● The exercise:
Identify the lines holding "谢家湾小学校园安全专项整治实施方案" and copy them.

[Dataset items]

· · · · · · ·

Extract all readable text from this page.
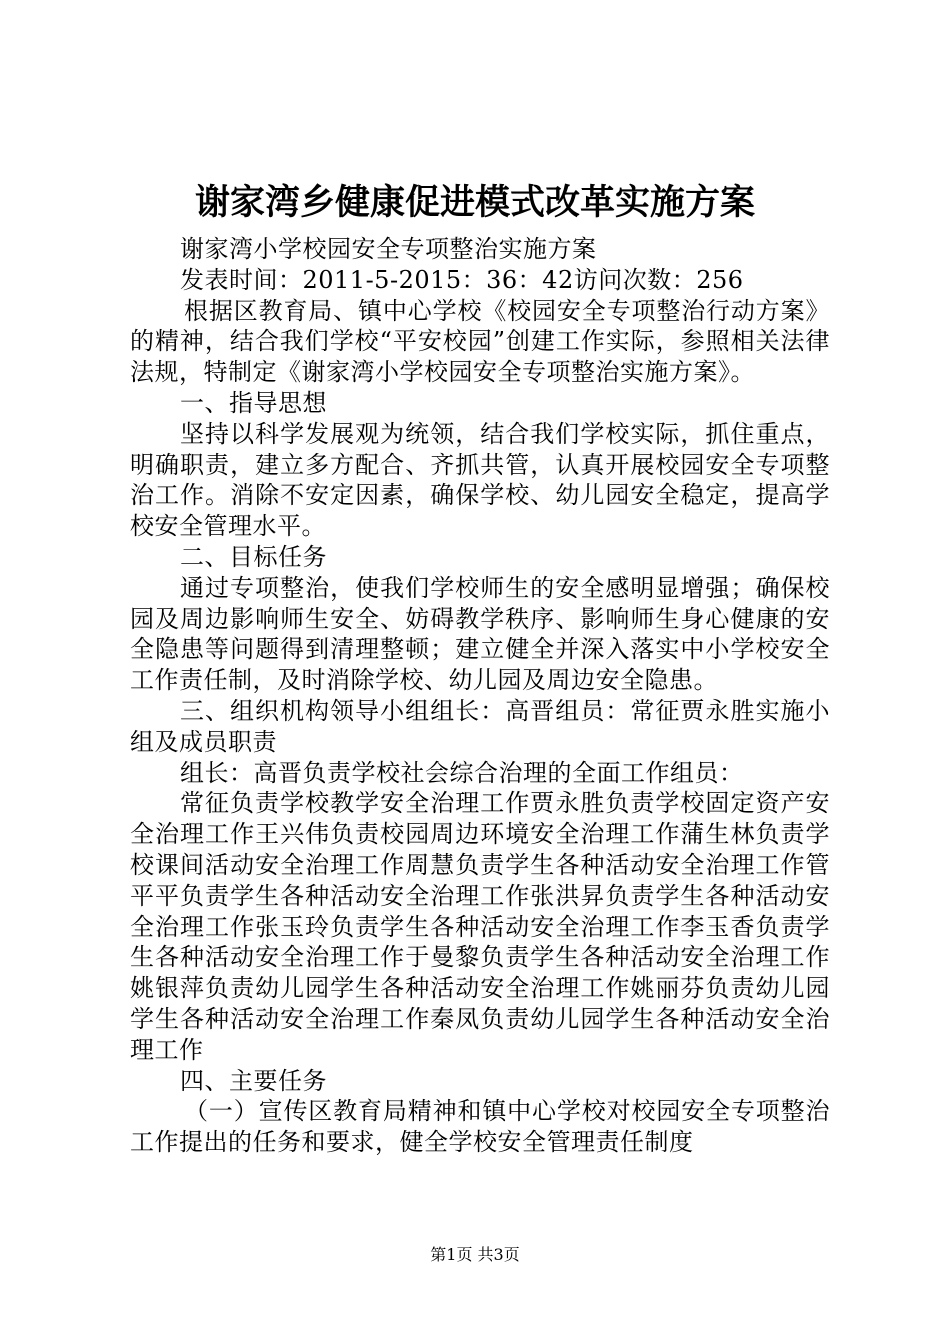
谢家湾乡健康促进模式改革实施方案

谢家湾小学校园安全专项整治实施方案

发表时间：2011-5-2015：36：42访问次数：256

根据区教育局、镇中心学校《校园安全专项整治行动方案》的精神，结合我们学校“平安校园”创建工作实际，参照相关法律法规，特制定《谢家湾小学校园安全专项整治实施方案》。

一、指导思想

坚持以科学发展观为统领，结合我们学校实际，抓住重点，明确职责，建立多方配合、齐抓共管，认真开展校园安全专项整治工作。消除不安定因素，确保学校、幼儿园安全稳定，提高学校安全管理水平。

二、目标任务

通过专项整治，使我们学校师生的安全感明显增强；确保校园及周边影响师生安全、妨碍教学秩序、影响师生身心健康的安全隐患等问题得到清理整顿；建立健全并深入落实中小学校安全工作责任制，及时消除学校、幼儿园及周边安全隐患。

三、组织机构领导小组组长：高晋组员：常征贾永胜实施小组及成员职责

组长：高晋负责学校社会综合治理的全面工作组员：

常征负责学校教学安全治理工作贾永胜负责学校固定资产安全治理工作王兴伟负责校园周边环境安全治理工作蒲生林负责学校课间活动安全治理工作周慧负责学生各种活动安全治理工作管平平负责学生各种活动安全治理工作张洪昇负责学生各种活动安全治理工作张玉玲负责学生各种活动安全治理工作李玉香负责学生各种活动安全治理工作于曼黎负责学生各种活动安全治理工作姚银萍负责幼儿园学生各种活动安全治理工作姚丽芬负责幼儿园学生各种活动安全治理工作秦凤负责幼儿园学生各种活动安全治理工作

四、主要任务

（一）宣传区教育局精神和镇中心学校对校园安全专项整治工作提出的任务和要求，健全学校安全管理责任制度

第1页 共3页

· · · · · · ·

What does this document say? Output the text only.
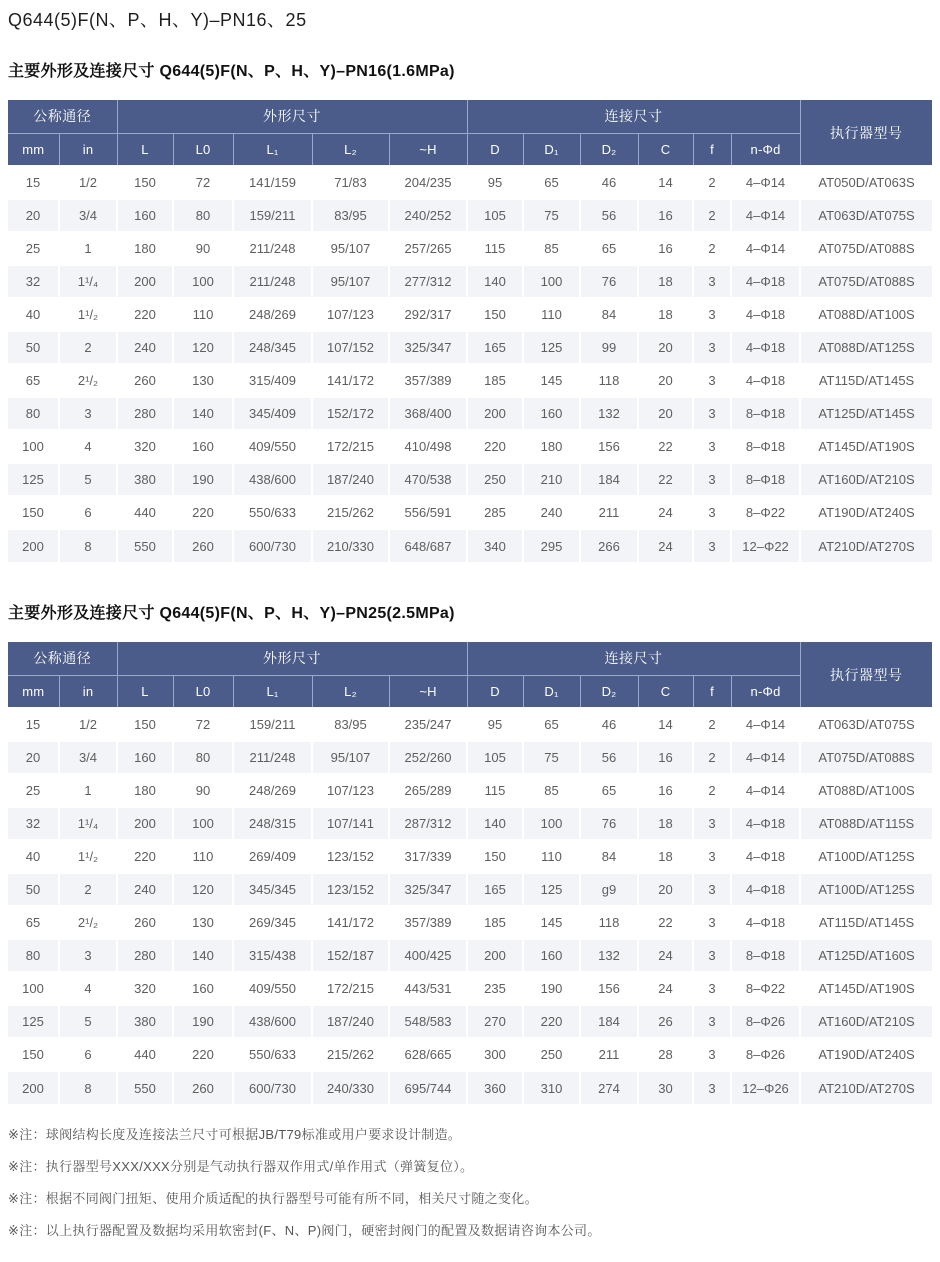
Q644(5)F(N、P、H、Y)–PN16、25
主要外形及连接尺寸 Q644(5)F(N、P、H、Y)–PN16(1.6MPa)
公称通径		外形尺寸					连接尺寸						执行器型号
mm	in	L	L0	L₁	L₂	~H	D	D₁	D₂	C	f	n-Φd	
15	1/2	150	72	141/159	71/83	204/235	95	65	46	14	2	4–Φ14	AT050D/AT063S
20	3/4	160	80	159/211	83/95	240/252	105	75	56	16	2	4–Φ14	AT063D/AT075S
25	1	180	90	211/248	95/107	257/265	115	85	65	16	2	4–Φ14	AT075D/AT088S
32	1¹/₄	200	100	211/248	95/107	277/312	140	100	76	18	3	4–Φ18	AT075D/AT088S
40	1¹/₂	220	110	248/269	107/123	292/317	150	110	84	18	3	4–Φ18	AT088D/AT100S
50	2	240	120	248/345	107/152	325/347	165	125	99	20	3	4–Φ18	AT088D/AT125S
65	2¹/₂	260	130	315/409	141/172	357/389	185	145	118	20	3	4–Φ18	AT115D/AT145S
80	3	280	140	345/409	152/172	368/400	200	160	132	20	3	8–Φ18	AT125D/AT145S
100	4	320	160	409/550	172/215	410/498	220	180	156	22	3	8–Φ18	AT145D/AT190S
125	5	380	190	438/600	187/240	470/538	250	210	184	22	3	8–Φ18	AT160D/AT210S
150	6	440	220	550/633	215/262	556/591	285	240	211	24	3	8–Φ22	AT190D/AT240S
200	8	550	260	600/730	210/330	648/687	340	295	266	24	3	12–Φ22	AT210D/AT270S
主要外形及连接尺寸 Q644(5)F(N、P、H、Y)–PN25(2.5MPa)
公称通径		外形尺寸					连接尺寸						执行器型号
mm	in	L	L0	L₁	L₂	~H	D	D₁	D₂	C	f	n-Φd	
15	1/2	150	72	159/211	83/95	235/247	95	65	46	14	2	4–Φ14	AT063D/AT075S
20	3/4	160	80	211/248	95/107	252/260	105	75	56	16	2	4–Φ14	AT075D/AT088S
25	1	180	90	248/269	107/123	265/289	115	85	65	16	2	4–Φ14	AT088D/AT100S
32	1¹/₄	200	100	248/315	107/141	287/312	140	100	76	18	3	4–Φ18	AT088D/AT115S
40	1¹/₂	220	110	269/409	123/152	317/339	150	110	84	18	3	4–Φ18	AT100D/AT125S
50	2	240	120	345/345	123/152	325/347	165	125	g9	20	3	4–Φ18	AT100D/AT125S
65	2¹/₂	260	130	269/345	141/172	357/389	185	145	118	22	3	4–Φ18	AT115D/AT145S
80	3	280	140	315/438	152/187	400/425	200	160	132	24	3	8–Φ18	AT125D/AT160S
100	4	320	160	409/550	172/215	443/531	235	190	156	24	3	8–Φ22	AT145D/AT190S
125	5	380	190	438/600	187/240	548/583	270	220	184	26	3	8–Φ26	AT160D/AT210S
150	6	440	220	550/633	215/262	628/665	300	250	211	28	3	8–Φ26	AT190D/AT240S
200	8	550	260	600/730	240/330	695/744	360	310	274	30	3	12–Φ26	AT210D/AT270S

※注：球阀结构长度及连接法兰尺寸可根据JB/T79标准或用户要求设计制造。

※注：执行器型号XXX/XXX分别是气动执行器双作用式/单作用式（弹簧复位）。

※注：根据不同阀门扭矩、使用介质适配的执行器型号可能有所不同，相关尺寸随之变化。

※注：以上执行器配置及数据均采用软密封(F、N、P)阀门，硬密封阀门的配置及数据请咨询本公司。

· · · · · · ·

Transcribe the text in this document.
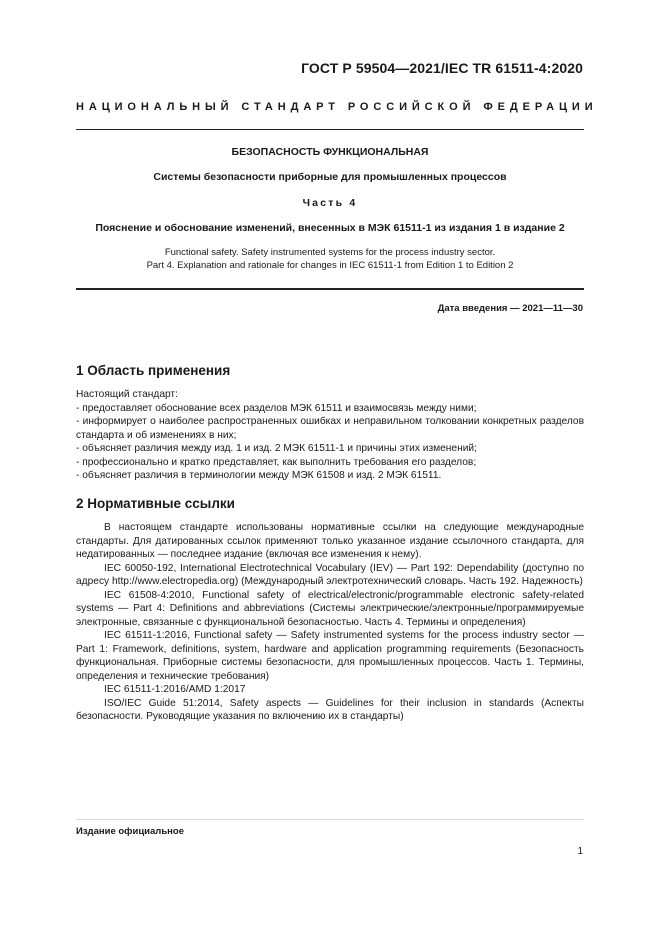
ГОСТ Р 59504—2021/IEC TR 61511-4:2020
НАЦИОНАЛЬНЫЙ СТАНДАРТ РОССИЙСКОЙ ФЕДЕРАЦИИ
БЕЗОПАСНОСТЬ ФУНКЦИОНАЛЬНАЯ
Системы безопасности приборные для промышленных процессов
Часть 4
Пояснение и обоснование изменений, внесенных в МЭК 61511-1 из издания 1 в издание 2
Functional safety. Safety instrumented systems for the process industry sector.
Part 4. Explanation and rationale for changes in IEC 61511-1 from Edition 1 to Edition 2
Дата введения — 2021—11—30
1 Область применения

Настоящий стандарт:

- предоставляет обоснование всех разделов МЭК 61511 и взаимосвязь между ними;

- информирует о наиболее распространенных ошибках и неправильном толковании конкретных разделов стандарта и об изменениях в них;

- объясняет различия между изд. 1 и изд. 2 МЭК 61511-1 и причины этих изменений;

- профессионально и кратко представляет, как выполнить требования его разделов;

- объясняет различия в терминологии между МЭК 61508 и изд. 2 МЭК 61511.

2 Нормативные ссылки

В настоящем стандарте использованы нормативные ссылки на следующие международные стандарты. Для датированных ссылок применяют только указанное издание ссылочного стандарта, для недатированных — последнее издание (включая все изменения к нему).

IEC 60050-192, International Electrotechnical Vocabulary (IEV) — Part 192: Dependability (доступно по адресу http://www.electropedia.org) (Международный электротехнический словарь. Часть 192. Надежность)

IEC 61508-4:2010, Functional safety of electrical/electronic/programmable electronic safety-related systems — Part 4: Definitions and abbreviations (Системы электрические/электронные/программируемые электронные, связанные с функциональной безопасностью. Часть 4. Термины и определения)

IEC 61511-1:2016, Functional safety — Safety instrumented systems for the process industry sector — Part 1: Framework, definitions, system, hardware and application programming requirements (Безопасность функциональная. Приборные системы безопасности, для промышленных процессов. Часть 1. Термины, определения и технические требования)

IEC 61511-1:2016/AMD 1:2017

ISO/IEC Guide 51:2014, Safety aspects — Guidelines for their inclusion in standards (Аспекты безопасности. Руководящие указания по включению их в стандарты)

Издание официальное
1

· · · · · · ·

● Task answer:
谢家湾小学校园安全专项整治实施方案
根据区教育局、镇中心学校《校园安全专项整治行动方案》的精神，结合我们学校“平安校园”创建工作实际，参照相关法律法规，特制定《谢家湾小学校园安全专项整治实施方案》。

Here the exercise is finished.